The request: Would you pull out every line of the material that contains the string "label"?

[BEGIN Records for this exercise]

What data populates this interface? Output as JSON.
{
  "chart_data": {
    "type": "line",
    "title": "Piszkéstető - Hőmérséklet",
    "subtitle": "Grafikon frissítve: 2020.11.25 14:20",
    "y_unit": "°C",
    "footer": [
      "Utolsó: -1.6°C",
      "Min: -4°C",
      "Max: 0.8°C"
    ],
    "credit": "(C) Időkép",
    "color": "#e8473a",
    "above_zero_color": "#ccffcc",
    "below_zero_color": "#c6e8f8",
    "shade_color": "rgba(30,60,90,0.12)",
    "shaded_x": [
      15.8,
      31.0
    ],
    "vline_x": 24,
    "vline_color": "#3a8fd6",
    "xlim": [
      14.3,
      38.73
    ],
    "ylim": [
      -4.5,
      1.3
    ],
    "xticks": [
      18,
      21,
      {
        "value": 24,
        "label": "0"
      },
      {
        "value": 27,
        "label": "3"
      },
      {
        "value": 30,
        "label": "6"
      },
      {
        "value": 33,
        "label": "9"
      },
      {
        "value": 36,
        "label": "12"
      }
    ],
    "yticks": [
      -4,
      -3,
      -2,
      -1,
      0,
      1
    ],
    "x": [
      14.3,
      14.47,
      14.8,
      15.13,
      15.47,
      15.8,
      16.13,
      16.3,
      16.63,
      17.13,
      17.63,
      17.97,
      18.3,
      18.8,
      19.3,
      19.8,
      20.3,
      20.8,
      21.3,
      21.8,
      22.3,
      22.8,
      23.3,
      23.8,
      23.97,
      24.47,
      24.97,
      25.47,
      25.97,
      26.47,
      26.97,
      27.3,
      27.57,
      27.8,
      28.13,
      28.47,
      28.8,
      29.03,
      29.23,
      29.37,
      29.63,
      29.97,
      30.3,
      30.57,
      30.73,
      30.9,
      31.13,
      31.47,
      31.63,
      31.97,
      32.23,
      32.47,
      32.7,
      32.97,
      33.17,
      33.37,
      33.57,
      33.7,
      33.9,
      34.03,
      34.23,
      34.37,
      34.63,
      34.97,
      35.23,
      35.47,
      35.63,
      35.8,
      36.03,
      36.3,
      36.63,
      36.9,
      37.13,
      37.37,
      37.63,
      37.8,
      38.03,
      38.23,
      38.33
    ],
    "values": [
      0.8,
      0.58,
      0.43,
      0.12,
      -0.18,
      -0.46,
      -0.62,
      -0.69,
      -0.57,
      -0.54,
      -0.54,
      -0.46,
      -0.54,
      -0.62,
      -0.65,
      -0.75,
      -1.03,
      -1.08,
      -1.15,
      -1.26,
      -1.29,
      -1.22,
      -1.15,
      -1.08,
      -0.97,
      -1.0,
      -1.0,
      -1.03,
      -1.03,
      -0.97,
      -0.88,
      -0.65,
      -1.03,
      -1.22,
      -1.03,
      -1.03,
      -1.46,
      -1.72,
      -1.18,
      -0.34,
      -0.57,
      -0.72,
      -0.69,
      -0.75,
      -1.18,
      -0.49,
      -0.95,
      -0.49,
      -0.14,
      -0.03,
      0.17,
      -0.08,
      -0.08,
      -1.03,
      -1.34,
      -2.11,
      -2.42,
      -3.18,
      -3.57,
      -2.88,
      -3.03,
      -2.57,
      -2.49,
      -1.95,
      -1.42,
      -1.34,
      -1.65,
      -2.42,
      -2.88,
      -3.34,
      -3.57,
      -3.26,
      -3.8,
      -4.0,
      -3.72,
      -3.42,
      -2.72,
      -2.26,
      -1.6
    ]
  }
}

[END Records for this exercise]

The completed task:
        "label": "0"
        "label": "3"
        "label": "6"
        "label": "9"
        "label": "12"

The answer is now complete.